**SET PROBLEM**
Below is some material; set it all down exactly, apart from the pictures.

**RECORDED INFORMATION**
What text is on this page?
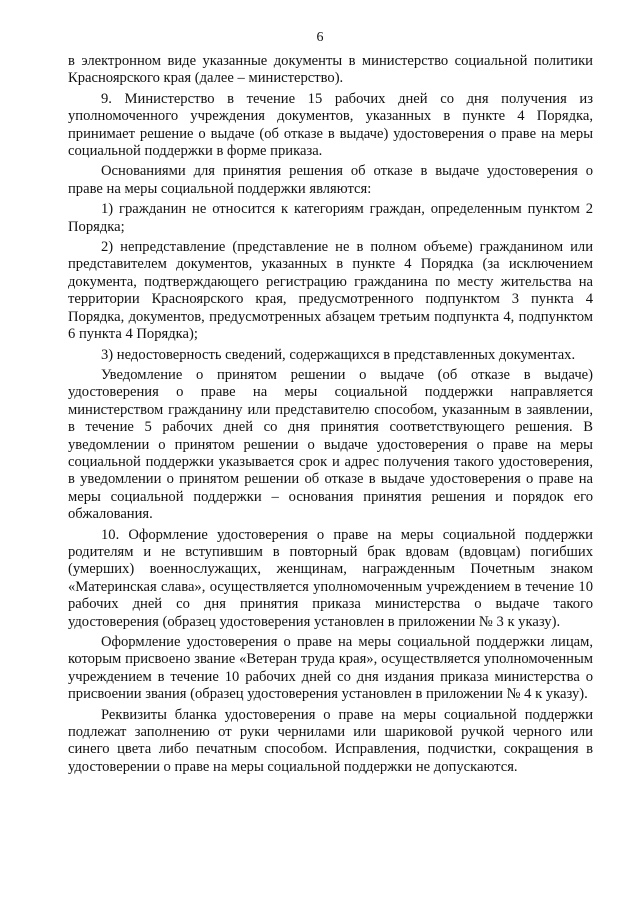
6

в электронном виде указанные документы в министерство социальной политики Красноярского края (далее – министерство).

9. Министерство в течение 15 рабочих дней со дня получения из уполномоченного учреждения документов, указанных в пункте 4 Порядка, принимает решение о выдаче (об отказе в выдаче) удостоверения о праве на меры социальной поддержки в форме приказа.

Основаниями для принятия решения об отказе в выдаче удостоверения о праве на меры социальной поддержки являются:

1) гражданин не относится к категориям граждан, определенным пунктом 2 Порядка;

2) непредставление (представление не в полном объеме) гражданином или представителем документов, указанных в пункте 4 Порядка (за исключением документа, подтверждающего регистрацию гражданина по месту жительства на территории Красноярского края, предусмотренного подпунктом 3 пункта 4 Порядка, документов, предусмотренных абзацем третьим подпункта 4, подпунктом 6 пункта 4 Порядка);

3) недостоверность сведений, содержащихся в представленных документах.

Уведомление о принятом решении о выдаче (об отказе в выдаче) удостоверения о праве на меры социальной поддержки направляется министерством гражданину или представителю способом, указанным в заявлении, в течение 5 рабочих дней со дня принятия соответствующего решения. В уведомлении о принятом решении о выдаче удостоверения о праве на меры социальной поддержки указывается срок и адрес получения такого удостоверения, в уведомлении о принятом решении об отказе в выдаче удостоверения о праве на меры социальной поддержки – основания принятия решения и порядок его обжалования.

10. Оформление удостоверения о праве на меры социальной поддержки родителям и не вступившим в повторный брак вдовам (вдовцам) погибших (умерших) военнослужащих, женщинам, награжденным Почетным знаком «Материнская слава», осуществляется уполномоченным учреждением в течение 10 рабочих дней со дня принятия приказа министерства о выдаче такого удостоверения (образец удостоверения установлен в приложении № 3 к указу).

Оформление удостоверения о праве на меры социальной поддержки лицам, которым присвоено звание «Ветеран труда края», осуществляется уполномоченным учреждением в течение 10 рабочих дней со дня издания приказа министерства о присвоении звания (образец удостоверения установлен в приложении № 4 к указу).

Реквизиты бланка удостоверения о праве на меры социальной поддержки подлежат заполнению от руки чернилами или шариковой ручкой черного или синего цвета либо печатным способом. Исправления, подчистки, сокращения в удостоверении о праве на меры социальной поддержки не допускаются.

**REPLY TO THE TASK**
What text is on this page?
6

в электронном виде указанные документы в министерство социальной политики Красноярского края (далее – министерство).

9. Министерство в течение 15 рабочих дней со дня получения из уполномоченного учреждения документов, указанных в пункте 4 Порядка, принимает решение о выдаче (об отказе в выдаче) удостоверения о праве на меры социальной поддержки в форме приказа.

Основаниями для принятия решения об отказе в выдаче удостоверения о праве на меры социальной поддержки являются:

1) гражданин не относится к категориям граждан, определенным пунктом 2 Порядка;

2) непредставление (представление не в полном объеме) гражданином или представителем документов, указанных в пункте 4 Порядка (за исключением документа, подтверждающего регистрацию гражданина по месту жительства на территории Красноярского края, предусмотренного подпунктом 3 пункта 4 Порядка, документов, предусмотренных абзацем третьим подпункта 4, подпунктом 6 пункта 4 Порядка);

3) недостоверность сведений, содержащихся в представленных документах.

Уведомление о принятом решении о выдаче (об отказе в выдаче) удостоверения о праве на меры социальной поддержки направляется министерством гражданину или представителю способом, указанным в заявлении, в течение 5 рабочих дней со дня принятия соответствующего решения. В уведомлении о принятом решении о выдаче удостоверения о праве на меры социальной поддержки указывается срок и адрес получения такого удостоверения, в уведомлении о принятом решении об отказе в выдаче удостоверения о праве на меры социальной поддержки – основания принятия решения и порядок его обжалования.

10. Оформление удостоверения о праве на меры социальной поддержки родителям и не вступившим в повторный брак вдовам (вдовцам) погибших (умерших) военнослужащих, женщинам, награжденным Почетным знаком «Материнская слава», осуществляется уполномоченным учреждением в течение 10 рабочих дней со дня принятия приказа министерства о выдаче такого удостоверения (образец удостоверения установлен в приложении № 3 к указу).

Оформление удостоверения о праве на меры социальной поддержки лицам, которым присвоено звание «Ветеран труда края», осуществляется уполномоченным учреждением в течение 10 рабочих дней со дня издания приказа министерства о присвоении звания (образец удостоверения установлен в приложении № 4 к указу).

Реквизиты бланка удостоверения о праве на меры социальной поддержки подлежат заполнению от руки чернилами или шариковой ручкой черного или синего цвета либо печатным способом. Исправления, подчистки, сокращения в удостоверении о праве на меры социальной поддержки не допускаются.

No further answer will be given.